**Aim of the exercise:**
Which lines below include "name"? Copy them all.

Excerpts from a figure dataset
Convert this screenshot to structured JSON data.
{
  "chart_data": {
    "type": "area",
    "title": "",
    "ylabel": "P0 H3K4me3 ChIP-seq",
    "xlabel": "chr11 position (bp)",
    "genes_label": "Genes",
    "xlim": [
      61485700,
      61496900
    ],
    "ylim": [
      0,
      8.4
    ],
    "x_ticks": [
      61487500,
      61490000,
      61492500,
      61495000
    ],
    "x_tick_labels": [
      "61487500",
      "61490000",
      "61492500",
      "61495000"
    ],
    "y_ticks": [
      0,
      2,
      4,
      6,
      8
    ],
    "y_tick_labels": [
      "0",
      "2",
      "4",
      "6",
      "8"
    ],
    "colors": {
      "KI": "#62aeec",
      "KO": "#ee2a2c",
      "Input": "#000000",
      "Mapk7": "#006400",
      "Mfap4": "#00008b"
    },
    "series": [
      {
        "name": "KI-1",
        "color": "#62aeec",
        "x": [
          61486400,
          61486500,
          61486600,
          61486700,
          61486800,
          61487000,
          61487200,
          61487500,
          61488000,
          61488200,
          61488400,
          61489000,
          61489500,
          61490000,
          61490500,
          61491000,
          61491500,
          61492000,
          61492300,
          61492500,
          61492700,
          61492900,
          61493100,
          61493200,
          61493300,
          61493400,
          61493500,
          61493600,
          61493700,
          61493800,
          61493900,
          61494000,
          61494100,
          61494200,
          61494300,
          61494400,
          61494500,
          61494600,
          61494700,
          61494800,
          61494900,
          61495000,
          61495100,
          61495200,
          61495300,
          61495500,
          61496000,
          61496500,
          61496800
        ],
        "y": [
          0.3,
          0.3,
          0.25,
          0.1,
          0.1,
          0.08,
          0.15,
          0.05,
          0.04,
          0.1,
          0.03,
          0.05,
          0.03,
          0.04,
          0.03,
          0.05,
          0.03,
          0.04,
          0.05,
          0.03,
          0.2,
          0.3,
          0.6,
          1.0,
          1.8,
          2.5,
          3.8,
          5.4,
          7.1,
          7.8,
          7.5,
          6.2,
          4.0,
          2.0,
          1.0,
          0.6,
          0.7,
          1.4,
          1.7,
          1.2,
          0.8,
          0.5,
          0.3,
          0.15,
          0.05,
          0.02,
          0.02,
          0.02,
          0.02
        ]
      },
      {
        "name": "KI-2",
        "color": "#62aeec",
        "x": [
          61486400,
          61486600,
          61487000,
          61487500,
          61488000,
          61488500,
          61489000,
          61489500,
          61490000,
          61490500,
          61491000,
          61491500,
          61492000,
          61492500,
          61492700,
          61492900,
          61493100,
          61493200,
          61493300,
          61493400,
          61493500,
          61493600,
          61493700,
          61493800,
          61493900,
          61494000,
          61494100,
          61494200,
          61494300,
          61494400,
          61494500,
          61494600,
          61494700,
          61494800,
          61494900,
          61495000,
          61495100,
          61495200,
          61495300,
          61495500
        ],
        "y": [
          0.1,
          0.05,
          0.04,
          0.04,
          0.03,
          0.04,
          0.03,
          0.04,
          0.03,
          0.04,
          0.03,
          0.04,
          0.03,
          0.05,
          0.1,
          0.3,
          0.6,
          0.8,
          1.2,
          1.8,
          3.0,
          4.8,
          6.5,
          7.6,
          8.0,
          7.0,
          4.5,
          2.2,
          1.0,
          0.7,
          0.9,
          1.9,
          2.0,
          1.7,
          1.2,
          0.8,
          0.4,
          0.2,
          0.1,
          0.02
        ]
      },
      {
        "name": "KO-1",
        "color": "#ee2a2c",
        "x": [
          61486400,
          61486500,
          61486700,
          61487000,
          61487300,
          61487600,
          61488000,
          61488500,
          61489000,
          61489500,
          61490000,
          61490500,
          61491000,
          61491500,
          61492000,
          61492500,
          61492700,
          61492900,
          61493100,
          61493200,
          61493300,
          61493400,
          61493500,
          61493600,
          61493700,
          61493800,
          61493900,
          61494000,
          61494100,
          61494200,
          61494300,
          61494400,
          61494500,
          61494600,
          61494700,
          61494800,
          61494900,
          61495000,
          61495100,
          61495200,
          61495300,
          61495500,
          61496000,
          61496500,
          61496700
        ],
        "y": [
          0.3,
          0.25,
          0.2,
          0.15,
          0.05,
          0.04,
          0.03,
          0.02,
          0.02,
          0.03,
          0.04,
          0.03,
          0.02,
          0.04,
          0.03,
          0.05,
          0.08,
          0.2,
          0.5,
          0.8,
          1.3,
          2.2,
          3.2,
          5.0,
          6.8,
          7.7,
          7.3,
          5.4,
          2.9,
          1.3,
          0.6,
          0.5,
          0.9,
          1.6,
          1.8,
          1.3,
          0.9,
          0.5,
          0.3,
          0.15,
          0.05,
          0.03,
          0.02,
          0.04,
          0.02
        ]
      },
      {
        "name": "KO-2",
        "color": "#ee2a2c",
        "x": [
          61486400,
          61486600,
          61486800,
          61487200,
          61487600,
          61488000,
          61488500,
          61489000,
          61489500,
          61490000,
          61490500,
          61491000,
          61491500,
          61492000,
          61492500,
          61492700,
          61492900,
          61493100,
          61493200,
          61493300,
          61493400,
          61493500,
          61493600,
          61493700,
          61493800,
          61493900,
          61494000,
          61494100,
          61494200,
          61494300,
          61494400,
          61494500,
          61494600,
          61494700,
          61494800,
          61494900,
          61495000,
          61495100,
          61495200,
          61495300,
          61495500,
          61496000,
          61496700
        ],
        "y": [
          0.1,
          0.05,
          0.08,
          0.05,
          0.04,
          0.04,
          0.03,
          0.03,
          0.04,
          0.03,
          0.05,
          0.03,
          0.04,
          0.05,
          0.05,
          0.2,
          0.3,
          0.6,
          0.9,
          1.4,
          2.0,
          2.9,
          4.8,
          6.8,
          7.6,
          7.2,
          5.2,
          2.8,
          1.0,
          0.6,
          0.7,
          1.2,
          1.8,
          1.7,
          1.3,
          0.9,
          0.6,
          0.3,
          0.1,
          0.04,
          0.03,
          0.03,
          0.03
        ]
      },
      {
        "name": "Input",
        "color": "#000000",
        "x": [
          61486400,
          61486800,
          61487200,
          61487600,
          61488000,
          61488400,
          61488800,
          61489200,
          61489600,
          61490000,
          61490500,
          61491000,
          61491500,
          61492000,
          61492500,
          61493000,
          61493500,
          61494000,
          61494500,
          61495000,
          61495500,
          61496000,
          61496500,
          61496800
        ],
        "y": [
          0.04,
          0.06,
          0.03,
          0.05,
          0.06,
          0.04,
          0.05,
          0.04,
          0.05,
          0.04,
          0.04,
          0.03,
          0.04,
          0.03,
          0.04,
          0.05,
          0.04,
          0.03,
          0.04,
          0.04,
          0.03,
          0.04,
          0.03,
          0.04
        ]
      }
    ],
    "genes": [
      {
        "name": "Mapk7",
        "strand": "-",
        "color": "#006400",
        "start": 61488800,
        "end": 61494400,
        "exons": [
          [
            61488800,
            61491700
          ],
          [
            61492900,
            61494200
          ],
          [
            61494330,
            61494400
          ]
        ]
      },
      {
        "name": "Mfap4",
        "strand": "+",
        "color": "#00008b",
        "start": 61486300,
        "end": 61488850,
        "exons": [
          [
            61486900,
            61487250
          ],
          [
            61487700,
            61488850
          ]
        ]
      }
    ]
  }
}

**Finished task:**
        "name": "KI-1",
        "name": "KI-2",
        "name": "KO-1",
        "name": "KO-2",
        "name": "Input",
        "name": "Mapk7",
        "name": "Mfap4",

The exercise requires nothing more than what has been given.